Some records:
>> Start
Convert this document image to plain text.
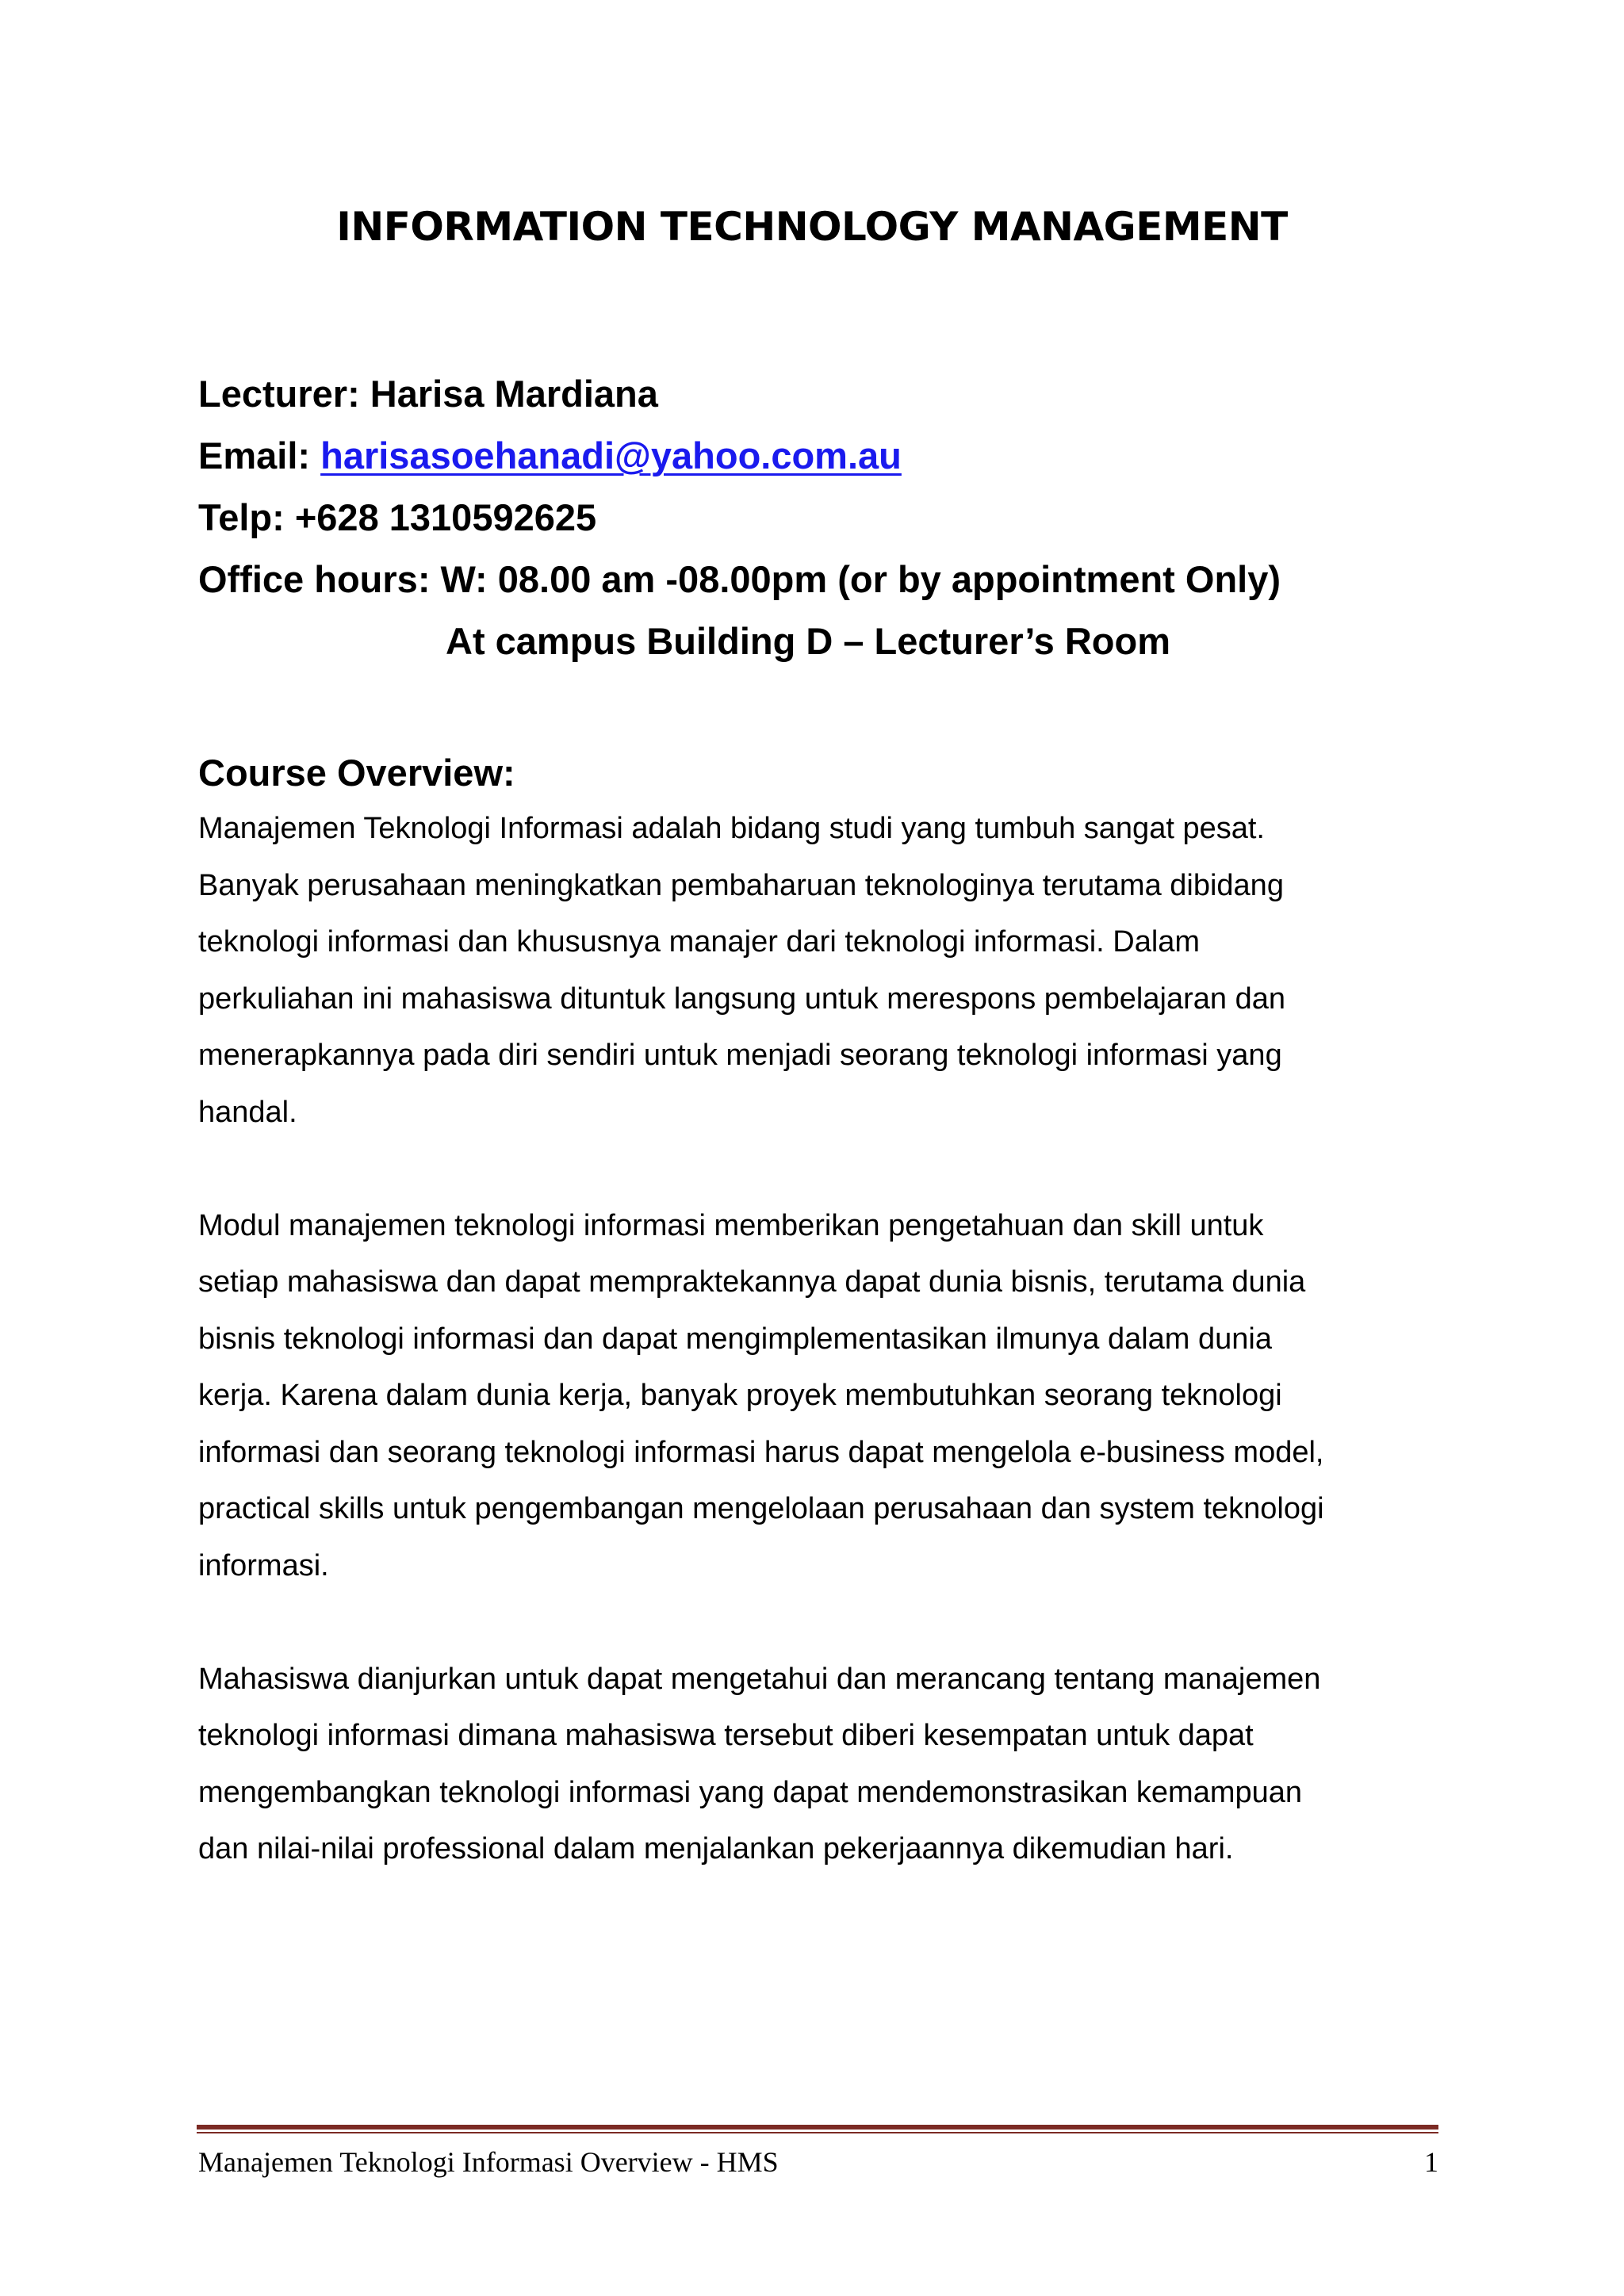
INFORMATION TECHNOLOGY MANAGEMENT
Lecturer: Harisa Mardiana
Email: harisasoehanadi@yahoo.com.au
Telp: +628 1310592625
Office hours: W: 08.00 am -08.00pm (or by appointment Only)
At campus Building D – Lecturer’s Room
Course Overview:

Manajemen Teknologi Informasi adalah bidang studi yang tumbuh sangat pesat.
Banyak perusahaan meningkatkan pembaharuan teknologinya terutama dibidang
teknologi informasi dan khususnya manajer dari teknologi informasi. Dalam
perkuliahan ini mahasiswa dituntuk langsung untuk merespons pembelajaran dan
menerapkannya pada diri sendiri untuk menjadi seorang teknologi informasi yang
handal.

Modul manajemen teknologi informasi memberikan pengetahuan dan skill untuk
setiap mahasiswa dan dapat mempraktekannya dapat dunia bisnis, terutama dunia
bisnis teknologi informasi dan dapat mengimplementasikan ilmunya dalam dunia
kerja. Karena dalam dunia kerja, banyak proyek membutuhkan seorang teknologi
informasi dan seorang teknologi informasi harus dapat mengelola e-business model,
practical skills untuk pengembangan mengelolaan perusahaan dan system teknologi
informasi.

Mahasiswa dianjurkan untuk dapat mengetahui dan merancang tentang manajemen
teknologi informasi dimana mahasiswa tersebut diberi kesempatan untuk dapat
mengembangkan teknologi informasi yang dapat mendemonstrasikan kemampuan
dan nilai-nilai professional dalam menjalankan pekerjaannya dikemudian hari.

Manajemen Teknologi Informasi Overview - HMS	1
>> End
EXERCISE BRIEF:
Write out every line above exactly as it is, leaving out the pictures.

EXPECTED OUTPUT:
Convert this document image to plain text.
INFORMATION TECHNOLOGY MANAGEMENT
Lecturer: Harisa Mardiana
Email: harisasoehanadi@yahoo.com.au
Telp: +628 1310592625
Office hours: W: 08.00 am -08.00pm (or by appointment Only)
At campus Building D – Lecturer’s Room
Course Overview:

Manajemen Teknologi Informasi adalah bidang studi yang tumbuh sangat pesat.
Banyak perusahaan meningkatkan pembaharuan teknologinya terutama dibidang
teknologi informasi dan khususnya manajer dari teknologi informasi. Dalam
perkuliahan ini mahasiswa dituntuk langsung untuk merespons pembelajaran dan
menerapkannya pada diri sendiri untuk menjadi seorang teknologi informasi yang
handal.

Modul manajemen teknologi informasi memberikan pengetahuan dan skill untuk
setiap mahasiswa dan dapat mempraktekannya dapat dunia bisnis, terutama dunia
bisnis teknologi informasi dan dapat mengimplementasikan ilmunya dalam dunia
kerja. Karena dalam dunia kerja, banyak proyek membutuhkan seorang teknologi
informasi dan seorang teknologi informasi harus dapat mengelola e-business model,
practical skills untuk pengembangan mengelolaan perusahaan dan system teknologi
informasi.

Mahasiswa dianjurkan untuk dapat mengetahui dan merancang tentang manajemen
teknologi informasi dimana mahasiswa tersebut diberi kesempatan untuk dapat
mengembangkan teknologi informasi yang dapat mendemonstrasikan kemampuan
dan nilai-nilai professional dalam menjalankan pekerjaannya dikemudian hari.

Manajemen Teknologi Informasi Overview - HMS	1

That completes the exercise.